Instruction
Copy out all lines where "which" appears.

Provided entries
□ □ □ □

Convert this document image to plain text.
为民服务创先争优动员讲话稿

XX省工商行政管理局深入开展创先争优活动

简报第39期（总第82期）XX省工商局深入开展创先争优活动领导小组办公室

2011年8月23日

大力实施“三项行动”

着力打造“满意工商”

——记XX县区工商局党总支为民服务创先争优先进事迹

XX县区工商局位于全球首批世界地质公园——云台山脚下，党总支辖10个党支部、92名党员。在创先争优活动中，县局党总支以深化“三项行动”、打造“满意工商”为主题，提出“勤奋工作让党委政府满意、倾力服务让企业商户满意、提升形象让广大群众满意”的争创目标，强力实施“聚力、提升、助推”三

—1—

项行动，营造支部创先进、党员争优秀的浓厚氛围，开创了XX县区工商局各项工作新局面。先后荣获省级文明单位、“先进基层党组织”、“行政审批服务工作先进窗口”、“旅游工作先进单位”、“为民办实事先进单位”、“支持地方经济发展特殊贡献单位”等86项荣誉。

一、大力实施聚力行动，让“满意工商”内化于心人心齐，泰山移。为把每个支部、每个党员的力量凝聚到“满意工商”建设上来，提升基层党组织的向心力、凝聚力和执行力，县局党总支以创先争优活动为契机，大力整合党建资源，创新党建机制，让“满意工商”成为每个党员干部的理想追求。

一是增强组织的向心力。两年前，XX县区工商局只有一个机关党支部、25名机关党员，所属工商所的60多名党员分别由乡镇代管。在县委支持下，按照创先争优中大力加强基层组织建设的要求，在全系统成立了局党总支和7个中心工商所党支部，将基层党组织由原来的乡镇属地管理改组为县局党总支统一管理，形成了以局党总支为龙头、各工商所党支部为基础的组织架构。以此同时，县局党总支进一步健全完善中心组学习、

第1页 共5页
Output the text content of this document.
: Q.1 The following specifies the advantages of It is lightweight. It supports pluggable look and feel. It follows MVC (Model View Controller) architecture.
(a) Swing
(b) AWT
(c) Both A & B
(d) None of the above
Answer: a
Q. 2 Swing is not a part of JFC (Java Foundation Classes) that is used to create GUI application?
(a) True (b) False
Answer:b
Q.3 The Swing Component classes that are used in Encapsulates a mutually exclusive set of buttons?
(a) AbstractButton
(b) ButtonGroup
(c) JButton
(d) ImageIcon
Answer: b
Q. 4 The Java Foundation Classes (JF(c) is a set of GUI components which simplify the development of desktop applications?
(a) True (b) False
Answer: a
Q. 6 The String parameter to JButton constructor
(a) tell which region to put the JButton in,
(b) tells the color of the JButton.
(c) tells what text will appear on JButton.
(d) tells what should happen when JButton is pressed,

□ □ □ □

Response to this task
Q. 4 The Java Foundation Classes (JF(c) is a set of GUI components which simplify the development of desktop applications?
(a) tell which region to put the JButton in,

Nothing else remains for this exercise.